• **SOURCE DOCUMENT**
◆ ◆ ◆ ◆ ◆
When creating very large sparse bundles, of the order of TB, macOS now may adjust the band size to limit their number. Some users report that those sparse bundles perform better as a result, for instance when being used to store backups on a network. There don’t appear to be any advantages to using band sizes less than 8.4 MB.

Neither DropDMG nor Disk Utility currently appear to allow any control over band size; Spundle and hdiutil not only let you specify custom band sizes when creating sparse bundles, but also allow you to change band size by copying an existing sparse bundle into a new one, which could be useful if you were changing the maximum size of a sparse bundle.

Compaction

Each time a writeable APFS or HFS+ file system is mounted in a disk image, including both sparse bundle and read-write types, storage blocks that are no longer in use should be returned for reuse by the process of Trimming. This is automatic, and in the case of single-file read-write disk images, is the only maintenance that occurs.
◆ ◆ ◆ ◆ ◆
• **EXERCISE 1**
Reproduce the entries from their first line through the line containing "Text: N: N bbox=[64, 116, 73, 127]", both ends included, keeping every line unchanged.
◆ ◆ ◆ ◆ ◆
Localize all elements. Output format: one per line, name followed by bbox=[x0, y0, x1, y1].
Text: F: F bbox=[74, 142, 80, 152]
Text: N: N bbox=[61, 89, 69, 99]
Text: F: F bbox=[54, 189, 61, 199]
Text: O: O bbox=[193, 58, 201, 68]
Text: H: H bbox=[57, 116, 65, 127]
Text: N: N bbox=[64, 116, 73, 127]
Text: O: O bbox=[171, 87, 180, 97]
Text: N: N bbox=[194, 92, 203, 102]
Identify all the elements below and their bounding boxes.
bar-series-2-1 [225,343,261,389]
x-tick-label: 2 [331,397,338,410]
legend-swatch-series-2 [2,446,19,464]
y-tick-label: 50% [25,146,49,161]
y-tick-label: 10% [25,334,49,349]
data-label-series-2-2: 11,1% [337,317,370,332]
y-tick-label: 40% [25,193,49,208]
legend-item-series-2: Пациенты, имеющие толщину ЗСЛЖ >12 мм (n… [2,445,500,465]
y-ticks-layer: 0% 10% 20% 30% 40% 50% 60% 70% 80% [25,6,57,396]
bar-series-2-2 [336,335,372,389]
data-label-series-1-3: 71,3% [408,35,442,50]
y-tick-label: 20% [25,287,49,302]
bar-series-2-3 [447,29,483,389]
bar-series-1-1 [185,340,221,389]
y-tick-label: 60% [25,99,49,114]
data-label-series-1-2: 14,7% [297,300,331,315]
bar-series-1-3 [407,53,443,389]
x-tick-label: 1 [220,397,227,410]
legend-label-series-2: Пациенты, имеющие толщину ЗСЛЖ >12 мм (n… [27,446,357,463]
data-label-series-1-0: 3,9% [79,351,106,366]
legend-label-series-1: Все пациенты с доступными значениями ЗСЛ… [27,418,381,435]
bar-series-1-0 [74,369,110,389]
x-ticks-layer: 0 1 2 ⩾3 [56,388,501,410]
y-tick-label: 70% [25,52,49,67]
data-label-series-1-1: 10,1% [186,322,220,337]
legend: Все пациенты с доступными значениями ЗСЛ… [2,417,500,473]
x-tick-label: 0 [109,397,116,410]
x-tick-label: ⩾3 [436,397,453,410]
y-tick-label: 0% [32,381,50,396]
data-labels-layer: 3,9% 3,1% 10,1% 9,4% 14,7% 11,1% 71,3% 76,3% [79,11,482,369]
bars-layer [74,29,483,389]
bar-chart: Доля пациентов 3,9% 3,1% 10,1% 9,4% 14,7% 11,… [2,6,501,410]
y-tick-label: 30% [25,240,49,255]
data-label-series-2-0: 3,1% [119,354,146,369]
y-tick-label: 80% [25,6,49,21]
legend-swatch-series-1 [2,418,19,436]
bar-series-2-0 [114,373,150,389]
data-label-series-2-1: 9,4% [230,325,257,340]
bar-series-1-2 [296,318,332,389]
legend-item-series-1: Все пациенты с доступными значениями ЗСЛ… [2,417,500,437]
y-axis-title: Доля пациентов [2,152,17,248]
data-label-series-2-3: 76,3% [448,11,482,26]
◆ ◆ ◆ ◆ ◆
• **EXERCISE 2**
Answer these questions from the text on sparse bundles, one answer per line:
(a) Below what band size does there appear to be no advantage?
(b) Which two tools let you specify custom band sizes when creating sparse bundles?
(c) What is the process that returns unused storage blocks for reuse called?

• **WRITTEN RESPONSE 1**
Localize all elements. Output format: one per line, name followed by bbox=[x0, y0, x1, y1].
Text: F: F bbox=[74, 142, 80, 152]
Text: N: N bbox=[61, 89, 69, 99]
Text: F: F bbox=[54, 189, 61, 199]
Text: O: O bbox=[193, 58, 201, 68]
Text: H: H bbox=[57, 116, 65, 127]
Text: N: N bbox=[64, 116, 73, 127]

• **WRITTEN RESPONSE 2**
(a) 8.4 MB
(b) Spundle and hdiutil
(c) Trimming